• Stated goal:
The entries that follow should be written out exactly.

(Saved data entries)

==================================================

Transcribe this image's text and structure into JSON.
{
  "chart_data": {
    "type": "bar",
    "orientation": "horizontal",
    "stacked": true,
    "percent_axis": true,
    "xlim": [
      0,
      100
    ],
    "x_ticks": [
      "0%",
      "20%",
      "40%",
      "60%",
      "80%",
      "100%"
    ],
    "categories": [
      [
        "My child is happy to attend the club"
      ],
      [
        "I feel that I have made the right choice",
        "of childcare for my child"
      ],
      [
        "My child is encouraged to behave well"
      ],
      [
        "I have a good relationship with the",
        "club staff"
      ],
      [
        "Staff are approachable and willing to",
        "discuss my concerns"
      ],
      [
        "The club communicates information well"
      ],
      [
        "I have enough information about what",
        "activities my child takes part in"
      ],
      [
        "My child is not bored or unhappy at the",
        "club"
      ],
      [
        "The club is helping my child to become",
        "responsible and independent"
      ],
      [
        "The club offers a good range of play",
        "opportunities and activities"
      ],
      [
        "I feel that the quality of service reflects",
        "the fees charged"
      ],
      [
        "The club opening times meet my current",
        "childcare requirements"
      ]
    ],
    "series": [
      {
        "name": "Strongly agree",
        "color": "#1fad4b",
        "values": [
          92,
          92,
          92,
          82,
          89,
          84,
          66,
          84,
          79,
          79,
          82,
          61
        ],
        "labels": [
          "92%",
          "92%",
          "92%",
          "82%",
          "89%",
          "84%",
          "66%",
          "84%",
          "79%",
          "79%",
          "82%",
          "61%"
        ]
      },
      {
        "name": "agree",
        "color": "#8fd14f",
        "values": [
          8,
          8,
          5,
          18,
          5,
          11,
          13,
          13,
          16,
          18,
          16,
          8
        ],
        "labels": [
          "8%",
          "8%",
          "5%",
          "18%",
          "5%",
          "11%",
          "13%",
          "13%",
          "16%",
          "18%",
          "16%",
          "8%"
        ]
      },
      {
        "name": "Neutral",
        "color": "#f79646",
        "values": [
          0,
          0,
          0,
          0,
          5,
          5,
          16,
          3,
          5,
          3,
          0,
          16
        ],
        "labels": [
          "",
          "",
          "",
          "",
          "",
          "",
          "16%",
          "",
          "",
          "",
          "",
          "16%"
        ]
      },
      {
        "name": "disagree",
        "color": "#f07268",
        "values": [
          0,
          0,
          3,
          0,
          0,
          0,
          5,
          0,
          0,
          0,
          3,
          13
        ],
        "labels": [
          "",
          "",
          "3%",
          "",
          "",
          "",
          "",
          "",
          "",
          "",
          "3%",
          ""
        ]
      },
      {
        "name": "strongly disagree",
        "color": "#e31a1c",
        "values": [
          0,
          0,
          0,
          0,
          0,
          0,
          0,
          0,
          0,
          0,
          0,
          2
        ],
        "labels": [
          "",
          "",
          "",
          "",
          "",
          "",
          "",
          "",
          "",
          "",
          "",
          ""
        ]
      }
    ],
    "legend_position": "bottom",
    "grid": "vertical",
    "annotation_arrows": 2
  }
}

==================================================

• Solved exercise:
Transcribe this image's text and structure into JSON.
{
  "chart_data": {
    "type": "bar",
    "orientation": "horizontal",
    "stacked": true,
    "percent_axis": true,
    "xlim": [
      0,
      100
    ],
    "x_ticks": [
      "0%",
      "20%",
      "40%",
      "60%",
      "80%",
      "100%"
    ],
    "categories": [
      [
        "My child is happy to attend the club"
      ],
      [
        "I feel that I have made the right choice",
        "of childcare for my child"
      ],
      [
        "My child is encouraged to behave well"
      ],
      [
        "I have a good relationship with the",
        "club staff"
      ],
      [
        "Staff are approachable and willing to",
        "discuss my concerns"
      ],
      [
        "The club communicates information well"
      ],
      [
        "I have enough information about what",
        "activities my child takes part in"
      ],
      [
        "My child is not bored or unhappy at the",
        "club"
      ],
      [
        "The club is helping my child to become",
        "responsible and independent"
      ],
      [
        "The club offers a good range of play",
        "opportunities and activities"
      ],
      [
        "I feel that the quality of service reflects",
        "the fees charged"
      ],
      [
        "The club opening times meet my current",
        "childcare requirements"
      ]
    ],
    "series": [
      {
        "name": "Strongly agree",
        "color": "#1fad4b",
        "values": [
          92,
          92,
          92,
          82,
          89,
          84,
          66,
          84,
          79,
          79,
          82,
          61
        ],
        "labels": [
          "92%",
          "92%",
          "92%",
          "82%",
          "89%",
          "84%",
          "66%",
          "84%",
          "79%",
          "79%",
          "82%",
          "61%"
        ]
      },
      {
        "name": "agree",
        "color": "#8fd14f",
        "values": [
          8,
          8,
          5,
          18,
          5,
          11,
          13,
          13,
          16,
          18,
          16,
          8
        ],
        "labels": [
          "8%",
          "8%",
          "5%",
          "18%",
          "5%",
          "11%",
          "13%",
          "13%",
          "16%",
          "18%",
          "16%",
          "8%"
        ]
      },
      {
        "name": "Neutral",
        "color": "#f79646",
        "values": [
          0,
          0,
          0,
          0,
          5,
          5,
          16,
          3,
          5,
          3,
          0,
          16
        ],
        "labels": [
          "",
          "",
          "",
          "",
          "",
          "",
          "16%",
          "",
          "",
          "",
          "",
          "16%"
        ]
      },
      {
        "name": "disagree",
        "color": "#f07268",
        "values": [
          0,
          0,
          3,
          0,
          0,
          0,
          5,
          0,
          0,
          0,
          3,
          13
        ],
        "labels": [
          "",
          "",
          "3%",
          "",
          "",
          "",
          "",
          "",
          "",
          "",
          "3%",
          ""
        ]
      },
      {
        "name": "strongly disagree",
        "color": "#e31a1c",
        "values": [
          0,
          0,
          0,
          0,
          0,
          0,
          0,
          0,
          0,
          0,
          0,
          2
        ],
        "labels": [
          "",
          "",
          "",
          "",
          "",
          "",
          "",
          "",
          "",
          "",
          "",
          ""
        ]
      }
    ],
    "legend_position": "bottom",
    "grid": "vertical",
    "annotation_arrows": 2
  }
}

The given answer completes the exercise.